> _Task brief_
The data below is to be returned in full and exactly.

> _Information shown_
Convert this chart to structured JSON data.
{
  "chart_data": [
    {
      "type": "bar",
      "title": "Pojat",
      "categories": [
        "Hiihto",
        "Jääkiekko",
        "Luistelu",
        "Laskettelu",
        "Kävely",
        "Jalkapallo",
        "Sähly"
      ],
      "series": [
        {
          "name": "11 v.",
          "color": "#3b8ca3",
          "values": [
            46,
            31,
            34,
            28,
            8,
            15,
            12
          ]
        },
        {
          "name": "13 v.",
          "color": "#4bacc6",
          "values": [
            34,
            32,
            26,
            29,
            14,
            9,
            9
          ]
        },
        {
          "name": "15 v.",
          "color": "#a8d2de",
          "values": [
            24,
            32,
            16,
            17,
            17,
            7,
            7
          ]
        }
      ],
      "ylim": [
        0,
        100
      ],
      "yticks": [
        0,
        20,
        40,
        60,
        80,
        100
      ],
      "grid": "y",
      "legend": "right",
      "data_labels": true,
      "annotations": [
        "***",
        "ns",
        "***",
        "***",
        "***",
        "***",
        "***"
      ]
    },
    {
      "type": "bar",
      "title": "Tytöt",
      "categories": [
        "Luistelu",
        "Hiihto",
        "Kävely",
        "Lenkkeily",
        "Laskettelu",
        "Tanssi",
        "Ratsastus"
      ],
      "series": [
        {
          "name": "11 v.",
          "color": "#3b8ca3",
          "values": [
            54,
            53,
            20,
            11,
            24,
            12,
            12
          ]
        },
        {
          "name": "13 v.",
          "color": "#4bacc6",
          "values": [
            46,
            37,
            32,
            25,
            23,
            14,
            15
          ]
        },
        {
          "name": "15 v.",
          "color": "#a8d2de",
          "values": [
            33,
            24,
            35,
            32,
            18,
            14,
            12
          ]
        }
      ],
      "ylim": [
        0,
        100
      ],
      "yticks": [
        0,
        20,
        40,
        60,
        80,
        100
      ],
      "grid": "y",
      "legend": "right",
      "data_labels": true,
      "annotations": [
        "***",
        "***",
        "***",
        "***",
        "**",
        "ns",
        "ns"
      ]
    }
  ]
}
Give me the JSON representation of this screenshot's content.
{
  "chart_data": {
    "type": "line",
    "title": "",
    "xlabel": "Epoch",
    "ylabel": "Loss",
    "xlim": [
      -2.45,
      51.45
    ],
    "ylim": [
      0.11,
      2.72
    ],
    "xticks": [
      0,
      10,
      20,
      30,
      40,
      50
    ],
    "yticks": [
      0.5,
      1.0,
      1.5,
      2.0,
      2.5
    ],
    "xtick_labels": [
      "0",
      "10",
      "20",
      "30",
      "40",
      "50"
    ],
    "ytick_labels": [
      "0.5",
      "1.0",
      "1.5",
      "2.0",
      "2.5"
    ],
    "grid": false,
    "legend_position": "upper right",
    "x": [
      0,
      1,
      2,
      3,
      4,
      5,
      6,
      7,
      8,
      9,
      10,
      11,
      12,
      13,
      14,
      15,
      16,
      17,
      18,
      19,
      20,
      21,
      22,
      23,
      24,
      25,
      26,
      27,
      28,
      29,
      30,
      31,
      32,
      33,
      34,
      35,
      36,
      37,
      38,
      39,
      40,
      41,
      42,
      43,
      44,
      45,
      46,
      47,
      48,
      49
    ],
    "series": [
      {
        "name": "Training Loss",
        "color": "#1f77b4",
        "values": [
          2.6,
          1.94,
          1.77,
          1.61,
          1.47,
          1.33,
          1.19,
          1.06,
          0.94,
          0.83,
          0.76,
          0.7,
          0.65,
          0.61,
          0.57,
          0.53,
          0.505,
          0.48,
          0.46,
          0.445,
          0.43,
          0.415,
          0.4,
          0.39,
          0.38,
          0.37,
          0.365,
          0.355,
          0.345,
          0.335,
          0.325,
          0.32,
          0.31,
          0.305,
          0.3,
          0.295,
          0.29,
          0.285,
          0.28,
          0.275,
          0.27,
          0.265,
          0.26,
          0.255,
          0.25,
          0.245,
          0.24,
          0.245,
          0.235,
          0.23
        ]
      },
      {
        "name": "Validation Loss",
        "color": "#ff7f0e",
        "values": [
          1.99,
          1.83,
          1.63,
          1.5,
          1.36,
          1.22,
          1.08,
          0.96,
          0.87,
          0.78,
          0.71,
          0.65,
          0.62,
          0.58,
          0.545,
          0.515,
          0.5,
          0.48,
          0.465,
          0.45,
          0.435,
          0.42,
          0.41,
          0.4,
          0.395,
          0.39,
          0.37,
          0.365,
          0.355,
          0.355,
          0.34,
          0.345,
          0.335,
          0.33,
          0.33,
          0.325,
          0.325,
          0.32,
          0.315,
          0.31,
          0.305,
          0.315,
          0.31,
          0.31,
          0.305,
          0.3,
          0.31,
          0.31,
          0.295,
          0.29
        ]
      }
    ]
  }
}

> _Completed exercise_
Convert this chart to structured JSON data.
{
  "chart_data": [
    {
      "type": "bar",
      "title": "Pojat",
      "categories": [
        "Hiihto",
        "Jääkiekko",
        "Luistelu",
        "Laskettelu",
        "Kävely",
        "Jalkapallo",
        "Sähly"
      ],
      "series": [
        {
          "name": "11 v.",
          "color": "#3b8ca3",
          "values": [
            46,
            31,
            34,
            28,
            8,
            15,
            12
          ]
        },
        {
          "name": "13 v.",
          "color": "#4bacc6",
          "values": [
            34,
            32,
            26,
            29,
            14,
            9,
            9
          ]
        },
        {
          "name": "15 v.",
          "color": "#a8d2de",
          "values": [
            24,
            32,
            16,
            17,
            17,
            7,
            7
          ]
        }
      ],
      "ylim": [
        0,
        100
      ],
      "yticks": [
        0,
        20,
        40,
        60,
        80,
        100
      ],
      "grid": "y",
      "legend": "right",
      "data_labels": true,
      "annotations": [
        "***",
        "ns",
        "***",
        "***",
        "***",
        "***",
        "***"
      ]
    },
    {
      "type": "bar",
      "title": "Tytöt",
      "categories": [
        "Luistelu",
        "Hiihto",
        "Kävely",
        "Lenkkeily",
        "Laskettelu",
        "Tanssi",
        "Ratsastus"
      ],
      "series": [
        {
          "name": "11 v.",
          "color": "#3b8ca3",
          "values": [
            54,
            53,
            20,
            11,
            24,
            12,
            12
          ]
        },
        {
          "name": "13 v.",
          "color": "#4bacc6",
          "values": [
            46,
            37,
            32,
            25,
            23,
            14,
            15
          ]
        },
        {
          "name": "15 v.",
          "color": "#a8d2de",
          "values": [
            33,
            24,
            35,
            32,
            18,
            14,
            12
          ]
        }
      ],
      "ylim": [
        0,
        100
      ],
      "yticks": [
        0,
        20,
        40,
        60,
        80,
        100
      ],
      "grid": "y",
      "legend": "right",
      "data_labels": true,
      "annotations": [
        "***",
        "***",
        "***",
        "***",
        "**",
        "ns",
        "ns"
      ]
    }
  ]
}
Give me the JSON representation of this screenshot's content.
{
  "chart_data": {
    "type": "line",
    "title": "",
    "xlabel": "Epoch",
    "ylabel": "Loss",
    "xlim": [
      -2.45,
      51.45
    ],
    "ylim": [
      0.11,
      2.72
    ],
    "xticks": [
      0,
      10,
      20,
      30,
      40,
      50
    ],
    "yticks": [
      0.5,
      1.0,
      1.5,
      2.0,
      2.5
    ],
    "xtick_labels": [
      "0",
      "10",
      "20",
      "30",
      "40",
      "50"
    ],
    "ytick_labels": [
      "0.5",
      "1.0",
      "1.5",
      "2.0",
      "2.5"
    ],
    "grid": false,
    "legend_position": "upper right",
    "x": [
      0,
      1,
      2,
      3,
      4,
      5,
      6,
      7,
      8,
      9,
      10,
      11,
      12,
      13,
      14,
      15,
      16,
      17,
      18,
      19,
      20,
      21,
      22,
      23,
      24,
      25,
      26,
      27,
      28,
      29,
      30,
      31,
      32,
      33,
      34,
      35,
      36,
      37,
      38,
      39,
      40,
      41,
      42,
      43,
      44,
      45,
      46,
      47,
      48,
      49
    ],
    "series": [
      {
        "name": "Training Loss",
        "color": "#1f77b4",
        "values": [
          2.6,
          1.94,
          1.77,
          1.61,
          1.47,
          1.33,
          1.19,
          1.06,
          0.94,
          0.83,
          0.76,
          0.7,
          0.65,
          0.61,
          0.57,
          0.53,
          0.505,
          0.48,
          0.46,
          0.445,
          0.43,
          0.415,
          0.4,
          0.39,
          0.38,
          0.37,
          0.365,
          0.355,
          0.345,
          0.335,
          0.325,
          0.32,
          0.31,
          0.305,
          0.3,
          0.295,
          0.29,
          0.285,
          0.28,
          0.275,
          0.27,
          0.265,
          0.26,
          0.255,
          0.25,
          0.245,
          0.24,
          0.245,
          0.235,
          0.23
        ]
      },
      {
        "name": "Validation Loss",
        "color": "#ff7f0e",
        "values": [
          1.99,
          1.83,
          1.63,
          1.5,
          1.36,
          1.22,
          1.08,
          0.96,
          0.87,
          0.78,
          0.71,
          0.65,
          0.62,
          0.58,
          0.545,
          0.515,
          0.5,
          0.48,
          0.465,
          0.45,
          0.435,
          0.42,
          0.41,
          0.4,
          0.395,
          0.39,
          0.37,
          0.365,
          0.355,
          0.355,
          0.34,
          0.345,
          0.335,
          0.33,
          0.33,
          0.325,
          0.325,
          0.32,
          0.315,
          0.31,
          0.305,
          0.315,
          0.31,
          0.31,
          0.305,
          0.3,
          0.31,
          0.31,
          0.295,
          0.29
        ]
      }
    ]
  }
}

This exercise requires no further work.